__Task prompt__. Take the entries below and print all of them exactly, please.

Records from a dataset
--*--

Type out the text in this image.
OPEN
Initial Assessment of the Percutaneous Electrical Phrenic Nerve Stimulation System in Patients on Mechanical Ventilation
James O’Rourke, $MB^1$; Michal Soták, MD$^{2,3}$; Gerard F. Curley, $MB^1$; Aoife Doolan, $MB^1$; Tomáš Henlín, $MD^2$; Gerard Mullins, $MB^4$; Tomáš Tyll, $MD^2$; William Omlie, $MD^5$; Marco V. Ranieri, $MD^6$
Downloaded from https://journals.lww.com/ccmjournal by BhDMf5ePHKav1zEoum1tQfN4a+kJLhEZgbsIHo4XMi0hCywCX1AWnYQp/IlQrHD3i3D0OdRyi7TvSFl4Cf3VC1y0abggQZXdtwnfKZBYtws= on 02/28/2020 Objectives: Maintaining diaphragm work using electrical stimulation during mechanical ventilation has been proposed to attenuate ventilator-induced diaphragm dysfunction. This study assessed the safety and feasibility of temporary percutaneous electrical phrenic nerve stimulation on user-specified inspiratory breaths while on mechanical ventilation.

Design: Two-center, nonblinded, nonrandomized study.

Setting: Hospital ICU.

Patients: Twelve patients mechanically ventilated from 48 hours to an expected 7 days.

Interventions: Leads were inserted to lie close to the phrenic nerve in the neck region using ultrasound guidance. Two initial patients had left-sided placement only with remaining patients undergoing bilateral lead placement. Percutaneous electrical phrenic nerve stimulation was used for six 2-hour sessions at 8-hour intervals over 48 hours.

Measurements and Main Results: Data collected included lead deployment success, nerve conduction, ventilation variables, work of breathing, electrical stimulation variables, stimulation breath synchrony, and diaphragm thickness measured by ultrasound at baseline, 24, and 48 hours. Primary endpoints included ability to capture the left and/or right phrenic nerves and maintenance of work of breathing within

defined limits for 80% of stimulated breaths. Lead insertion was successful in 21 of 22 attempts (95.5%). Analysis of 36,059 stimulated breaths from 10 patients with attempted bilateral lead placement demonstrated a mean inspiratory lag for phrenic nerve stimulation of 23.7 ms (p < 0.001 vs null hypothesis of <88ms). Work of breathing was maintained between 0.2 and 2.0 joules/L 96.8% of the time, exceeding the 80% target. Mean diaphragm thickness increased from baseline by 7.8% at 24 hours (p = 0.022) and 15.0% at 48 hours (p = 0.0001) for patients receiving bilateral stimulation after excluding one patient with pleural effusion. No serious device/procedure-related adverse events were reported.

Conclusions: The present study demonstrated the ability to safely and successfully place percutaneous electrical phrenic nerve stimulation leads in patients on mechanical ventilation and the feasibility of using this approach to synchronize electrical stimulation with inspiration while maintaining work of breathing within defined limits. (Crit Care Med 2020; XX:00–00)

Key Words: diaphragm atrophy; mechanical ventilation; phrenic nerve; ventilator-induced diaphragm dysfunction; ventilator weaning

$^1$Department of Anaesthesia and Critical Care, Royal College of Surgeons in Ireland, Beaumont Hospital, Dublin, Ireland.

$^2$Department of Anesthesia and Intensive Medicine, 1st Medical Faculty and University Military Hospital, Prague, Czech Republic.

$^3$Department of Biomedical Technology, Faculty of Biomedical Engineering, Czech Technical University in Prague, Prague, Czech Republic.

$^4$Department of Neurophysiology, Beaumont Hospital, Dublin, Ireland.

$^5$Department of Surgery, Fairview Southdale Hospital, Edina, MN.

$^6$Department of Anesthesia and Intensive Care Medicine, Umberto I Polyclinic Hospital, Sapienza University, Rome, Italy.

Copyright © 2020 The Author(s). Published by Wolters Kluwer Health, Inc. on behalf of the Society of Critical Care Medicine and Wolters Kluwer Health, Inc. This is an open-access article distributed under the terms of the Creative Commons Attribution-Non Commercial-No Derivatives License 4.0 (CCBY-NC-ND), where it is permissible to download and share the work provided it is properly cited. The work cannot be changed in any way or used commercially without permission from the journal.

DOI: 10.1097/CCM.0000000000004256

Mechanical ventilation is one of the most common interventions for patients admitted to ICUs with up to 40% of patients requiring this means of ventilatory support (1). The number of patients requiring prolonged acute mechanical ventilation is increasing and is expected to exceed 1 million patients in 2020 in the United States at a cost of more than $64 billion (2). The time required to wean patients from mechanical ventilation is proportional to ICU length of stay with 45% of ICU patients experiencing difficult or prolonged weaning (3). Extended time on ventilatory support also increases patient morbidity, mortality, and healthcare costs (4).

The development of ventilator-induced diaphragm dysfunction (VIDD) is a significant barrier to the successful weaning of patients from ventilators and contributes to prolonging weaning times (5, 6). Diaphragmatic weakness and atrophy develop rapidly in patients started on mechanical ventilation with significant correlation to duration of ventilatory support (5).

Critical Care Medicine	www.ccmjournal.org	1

--*--

__Exercise output__.
Type out the text in this image.
OPEN
Initial Assessment of the Percutaneous Electrical Phrenic Nerve Stimulation System in Patients on Mechanical Ventilation
James O’Rourke, $MB^1$; Michal Soták, MD$^{2,3}$; Gerard F. Curley, $MB^1$; Aoife Doolan, $MB^1$; Tomáš Henlín, $MD^2$; Gerard Mullins, $MB^4$; Tomáš Tyll, $MD^2$; William Omlie, $MD^5$; Marco V. Ranieri, $MD^6$
Downloaded from https://journals.lww.com/ccmjournal by BhDMf5ePHKav1zEoum1tQfN4a+kJLhEZgbsIHo4XMi0hCywCX1AWnYQp/IlQrHD3i3D0OdRyi7TvSFl4Cf3VC1y0abggQZXdtwnfKZBYtws= on 02/28/2020 Objectives: Maintaining diaphragm work using electrical stimulation during mechanical ventilation has been proposed to attenuate ventilator-induced diaphragm dysfunction. This study assessed the safety and feasibility of temporary percutaneous electrical phrenic nerve stimulation on user-specified inspiratory breaths while on mechanical ventilation.

Design: Two-center, nonblinded, nonrandomized study.

Setting: Hospital ICU.

Patients: Twelve patients mechanically ventilated from 48 hours to an expected 7 days.

Interventions: Leads were inserted to lie close to the phrenic nerve in the neck region using ultrasound guidance. Two initial patients had left-sided placement only with remaining patients undergoing bilateral lead placement. Percutaneous electrical phrenic nerve stimulation was used for six 2-hour sessions at 8-hour intervals over 48 hours.

Measurements and Main Results: Data collected included lead deployment success, nerve conduction, ventilation variables, work of breathing, electrical stimulation variables, stimulation breath synchrony, and diaphragm thickness measured by ultrasound at baseline, 24, and 48 hours. Primary endpoints included ability to capture the left and/or right phrenic nerves and maintenance of work of breathing within

defined limits for 80% of stimulated breaths. Lead insertion was successful in 21 of 22 attempts (95.5%). Analysis of 36,059 stimulated breaths from 10 patients with attempted bilateral lead placement demonstrated a mean inspiratory lag for phrenic nerve stimulation of 23.7 ms (p < 0.001 vs null hypothesis of <88ms). Work of breathing was maintained between 0.2 and 2.0 joules/L 96.8% of the time, exceeding the 80% target. Mean diaphragm thickness increased from baseline by 7.8% at 24 hours (p = 0.022) and 15.0% at 48 hours (p = 0.0001) for patients receiving bilateral stimulation after excluding one patient with pleural effusion. No serious device/procedure-related adverse events were reported.

Conclusions: The present study demonstrated the ability to safely and successfully place percutaneous electrical phrenic nerve stimulation leads in patients on mechanical ventilation and the feasibility of using this approach to synchronize electrical stimulation with inspiration while maintaining work of breathing within defined limits. (Crit Care Med 2020; XX:00–00)

Key Words: diaphragm atrophy; mechanical ventilation; phrenic nerve; ventilator-induced diaphragm dysfunction; ventilator weaning

$^1$Department of Anaesthesia and Critical Care, Royal College of Surgeons in Ireland, Beaumont Hospital, Dublin, Ireland.

$^2$Department of Anesthesia and Intensive Medicine, 1st Medical Faculty and University Military Hospital, Prague, Czech Republic.

$^3$Department of Biomedical Technology, Faculty of Biomedical Engineering, Czech Technical University in Prague, Prague, Czech Republic.

$^4$Department of Neurophysiology, Beaumont Hospital, Dublin, Ireland.

$^5$Department of Surgery, Fairview Southdale Hospital, Edina, MN.

$^6$Department of Anesthesia and Intensive Care Medicine, Umberto I Polyclinic Hospital, Sapienza University, Rome, Italy.

Copyright © 2020 The Author(s). Published by Wolters Kluwer Health, Inc. on behalf of the Society of Critical Care Medicine and Wolters Kluwer Health, Inc. This is an open-access article distributed under the terms of the Creative Commons Attribution-Non Commercial-No Derivatives License 4.0 (CCBY-NC-ND), where it is permissible to download and share the work provided it is properly cited. The work cannot be changed in any way or used commercially without permission from the journal.

DOI: 10.1097/CCM.0000000000004256

Mechanical ventilation is one of the most common interventions for patients admitted to ICUs with up to 40% of patients requiring this means of ventilatory support (1). The number of patients requiring prolonged acute mechanical ventilation is increasing and is expected to exceed 1 million patients in 2020 in the United States at a cost of more than $64 billion (2). The time required to wean patients from mechanical ventilation is proportional to ICU length of stay with 45% of ICU patients experiencing difficult or prolonged weaning (3). Extended time on ventilatory support also increases patient morbidity, mortality, and healthcare costs (4).

The development of ventilator-induced diaphragm dysfunction (VIDD) is a significant barrier to the successful weaning of patients from ventilators and contributes to prolonging weaning times (5, 6). Diaphragmatic weakness and atrophy develop rapidly in patients started on mechanical ventilation with significant correlation to duration of ventilatory support (5).

Critical Care Medicine	www.ccmjournal.org	1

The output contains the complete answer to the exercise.